__REQUIRED WORK__
Repeat the records below exactly as they appear.
╭─ DATA PROVIDED
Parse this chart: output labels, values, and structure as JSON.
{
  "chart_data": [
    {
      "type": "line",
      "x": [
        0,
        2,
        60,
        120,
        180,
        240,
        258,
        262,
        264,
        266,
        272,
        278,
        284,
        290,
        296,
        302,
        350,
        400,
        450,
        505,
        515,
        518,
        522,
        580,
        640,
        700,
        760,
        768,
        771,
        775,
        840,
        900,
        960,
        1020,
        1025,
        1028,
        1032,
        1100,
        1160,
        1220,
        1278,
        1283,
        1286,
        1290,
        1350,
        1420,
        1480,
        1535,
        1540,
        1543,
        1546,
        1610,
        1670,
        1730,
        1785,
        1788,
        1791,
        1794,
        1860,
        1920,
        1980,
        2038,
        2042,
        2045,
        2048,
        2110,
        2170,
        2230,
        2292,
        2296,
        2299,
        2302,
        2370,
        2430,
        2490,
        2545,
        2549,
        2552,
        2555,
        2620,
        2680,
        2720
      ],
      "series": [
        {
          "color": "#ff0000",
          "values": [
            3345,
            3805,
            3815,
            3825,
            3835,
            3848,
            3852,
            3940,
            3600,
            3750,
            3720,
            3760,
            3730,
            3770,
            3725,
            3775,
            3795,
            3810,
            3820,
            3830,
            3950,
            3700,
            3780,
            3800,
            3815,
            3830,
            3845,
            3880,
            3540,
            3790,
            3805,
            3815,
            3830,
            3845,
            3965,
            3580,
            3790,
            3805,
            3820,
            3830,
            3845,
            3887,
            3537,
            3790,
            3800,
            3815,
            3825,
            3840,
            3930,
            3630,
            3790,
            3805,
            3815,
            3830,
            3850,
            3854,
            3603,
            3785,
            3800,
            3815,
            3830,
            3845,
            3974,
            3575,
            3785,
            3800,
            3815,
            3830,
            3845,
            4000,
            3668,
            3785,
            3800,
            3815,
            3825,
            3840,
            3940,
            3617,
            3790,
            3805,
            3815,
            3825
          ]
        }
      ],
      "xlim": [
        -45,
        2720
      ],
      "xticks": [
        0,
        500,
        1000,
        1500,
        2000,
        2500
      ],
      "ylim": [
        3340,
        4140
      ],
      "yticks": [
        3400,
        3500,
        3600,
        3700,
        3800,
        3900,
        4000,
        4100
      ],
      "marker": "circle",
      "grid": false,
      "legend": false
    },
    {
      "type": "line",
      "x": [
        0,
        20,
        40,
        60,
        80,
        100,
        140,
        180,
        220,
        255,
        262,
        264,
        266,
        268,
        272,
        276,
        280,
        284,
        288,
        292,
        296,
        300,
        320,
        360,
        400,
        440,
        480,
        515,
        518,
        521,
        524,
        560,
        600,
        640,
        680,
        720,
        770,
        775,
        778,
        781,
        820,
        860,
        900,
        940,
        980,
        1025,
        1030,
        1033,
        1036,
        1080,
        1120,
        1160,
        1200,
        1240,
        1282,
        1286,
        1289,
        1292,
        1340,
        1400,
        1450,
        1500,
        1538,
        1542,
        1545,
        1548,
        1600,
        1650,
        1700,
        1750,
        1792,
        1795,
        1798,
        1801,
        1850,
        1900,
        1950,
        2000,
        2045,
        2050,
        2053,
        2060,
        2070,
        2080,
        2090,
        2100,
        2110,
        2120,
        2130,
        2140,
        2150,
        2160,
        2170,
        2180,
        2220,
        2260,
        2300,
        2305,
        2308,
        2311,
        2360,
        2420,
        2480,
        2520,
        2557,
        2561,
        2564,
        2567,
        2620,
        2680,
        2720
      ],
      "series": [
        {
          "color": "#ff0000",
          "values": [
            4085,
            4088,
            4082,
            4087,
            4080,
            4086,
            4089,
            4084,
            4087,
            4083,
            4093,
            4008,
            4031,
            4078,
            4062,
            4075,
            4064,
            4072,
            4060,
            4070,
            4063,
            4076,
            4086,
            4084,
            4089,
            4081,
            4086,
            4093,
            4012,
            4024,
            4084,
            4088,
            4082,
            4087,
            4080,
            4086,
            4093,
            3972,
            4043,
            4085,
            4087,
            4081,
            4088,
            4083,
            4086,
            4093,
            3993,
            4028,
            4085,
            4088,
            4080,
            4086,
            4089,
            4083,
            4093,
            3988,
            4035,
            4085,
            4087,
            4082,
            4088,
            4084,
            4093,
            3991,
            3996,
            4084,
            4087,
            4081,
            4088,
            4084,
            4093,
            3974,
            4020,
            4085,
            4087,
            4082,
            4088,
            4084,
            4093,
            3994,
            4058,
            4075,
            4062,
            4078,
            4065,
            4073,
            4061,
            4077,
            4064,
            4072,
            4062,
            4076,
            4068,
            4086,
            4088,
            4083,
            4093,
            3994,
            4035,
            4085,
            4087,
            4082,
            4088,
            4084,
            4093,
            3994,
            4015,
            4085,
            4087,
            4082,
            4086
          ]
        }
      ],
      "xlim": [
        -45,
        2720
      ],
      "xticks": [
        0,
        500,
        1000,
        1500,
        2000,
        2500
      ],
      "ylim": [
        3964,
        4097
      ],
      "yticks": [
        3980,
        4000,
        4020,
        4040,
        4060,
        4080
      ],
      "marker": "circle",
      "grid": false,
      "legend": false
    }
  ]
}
╰─
__FINAL ANSWER__
Parse this chart: output labels, values, and structure as JSON.
{
  "chart_data": [
    {
      "type": "line",
      "x": [
        0,
        2,
        60,
        120,
        180,
        240,
        258,
        262,
        264,
        266,
        272,
        278,
        284,
        290,
        296,
        302,
        350,
        400,
        450,
        505,
        515,
        518,
        522,
        580,
        640,
        700,
        760,
        768,
        771,
        775,
        840,
        900,
        960,
        1020,
        1025,
        1028,
        1032,
        1100,
        1160,
        1220,
        1278,
        1283,
        1286,
        1290,
        1350,
        1420,
        1480,
        1535,
        1540,
        1543,
        1546,
        1610,
        1670,
        1730,
        1785,
        1788,
        1791,
        1794,
        1860,
        1920,
        1980,
        2038,
        2042,
        2045,
        2048,
        2110,
        2170,
        2230,
        2292,
        2296,
        2299,
        2302,
        2370,
        2430,
        2490,
        2545,
        2549,
        2552,
        2555,
        2620,
        2680,
        2720
      ],
      "series": [
        {
          "color": "#ff0000",
          "values": [
            3345,
            3805,
            3815,
            3825,
            3835,
            3848,
            3852,
            3940,
            3600,
            3750,
            3720,
            3760,
            3730,
            3770,
            3725,
            3775,
            3795,
            3810,
            3820,
            3830,
            3950,
            3700,
            3780,
            3800,
            3815,
            3830,
            3845,
            3880,
            3540,
            3790,
            3805,
            3815,
            3830,
            3845,
            3965,
            3580,
            3790,
            3805,
            3820,
            3830,
            3845,
            3887,
            3537,
            3790,
            3800,
            3815,
            3825,
            3840,
            3930,
            3630,
            3790,
            3805,
            3815,
            3830,
            3850,
            3854,
            3603,
            3785,
            3800,
            3815,
            3830,
            3845,
            3974,
            3575,
            3785,
            3800,
            3815,
            3830,
            3845,
            4000,
            3668,
            3785,
            3800,
            3815,
            3825,
            3840,
            3940,
            3617,
            3790,
            3805,
            3815,
            3825
          ]
        }
      ],
      "xlim": [
        -45,
        2720
      ],
      "xticks": [
        0,
        500,
        1000,
        1500,
        2000,
        2500
      ],
      "ylim": [
        3340,
        4140
      ],
      "yticks": [
        3400,
        3500,
        3600,
        3700,
        3800,
        3900,
        4000,
        4100
      ],
      "marker": "circle",
      "grid": false,
      "legend": false
    },
    {
      "type": "line",
      "x": [
        0,
        20,
        40,
        60,
        80,
        100,
        140,
        180,
        220,
        255,
        262,
        264,
        266,
        268,
        272,
        276,
        280,
        284,
        288,
        292,
        296,
        300,
        320,
        360,
        400,
        440,
        480,
        515,
        518,
        521,
        524,
        560,
        600,
        640,
        680,
        720,
        770,
        775,
        778,
        781,
        820,
        860,
        900,
        940,
        980,
        1025,
        1030,
        1033,
        1036,
        1080,
        1120,
        1160,
        1200,
        1240,
        1282,
        1286,
        1289,
        1292,
        1340,
        1400,
        1450,
        1500,
        1538,
        1542,
        1545,
        1548,
        1600,
        1650,
        1700,
        1750,
        1792,
        1795,
        1798,
        1801,
        1850,
        1900,
        1950,
        2000,
        2045,
        2050,
        2053,
        2060,
        2070,
        2080,
        2090,
        2100,
        2110,
        2120,
        2130,
        2140,
        2150,
        2160,
        2170,
        2180,
        2220,
        2260,
        2300,
        2305,
        2308,
        2311,
        2360,
        2420,
        2480,
        2520,
        2557,
        2561,
        2564,
        2567,
        2620,
        2680,
        2720
      ],
      "series": [
        {
          "color": "#ff0000",
          "values": [
            4085,
            4088,
            4082,
            4087,
            4080,
            4086,
            4089,
            4084,
            4087,
            4083,
            4093,
            4008,
            4031,
            4078,
            4062,
            4075,
            4064,
            4072,
            4060,
            4070,
            4063,
            4076,
            4086,
            4084,
            4089,
            4081,
            4086,
            4093,
            4012,
            4024,
            4084,
            4088,
            4082,
            4087,
            4080,
            4086,
            4093,
            3972,
            4043,
            4085,
            4087,
            4081,
            4088,
            4083,
            4086,
            4093,
            3993,
            4028,
            4085,
            4088,
            4080,
            4086,
            4089,
            4083,
            4093,
            3988,
            4035,
            4085,
            4087,
            4082,
            4088,
            4084,
            4093,
            3991,
            3996,
            4084,
            4087,
            4081,
            4088,
            4084,
            4093,
            3974,
            4020,
            4085,
            4087,
            4082,
            4088,
            4084,
            4093,
            3994,
            4058,
            4075,
            4062,
            4078,
            4065,
            4073,
            4061,
            4077,
            4064,
            4072,
            4062,
            4076,
            4068,
            4086,
            4088,
            4083,
            4093,
            3994,
            4035,
            4085,
            4087,
            4082,
            4088,
            4084,
            4093,
            3994,
            4015,
            4085,
            4087,
            4082,
            4086
          ]
        }
      ],
      "xlim": [
        -45,
        2720
      ],
      "xticks": [
        0,
        500,
        1000,
        1500,
        2000,
        2500
      ],
      "ylim": [
        3964,
        4097
      ],
      "yticks": [
        3980,
        4000,
        4020,
        4040,
        4060,
        4080
      ],
      "marker": "circle",
      "grid": false,
      "legend": false
    }
  ]
}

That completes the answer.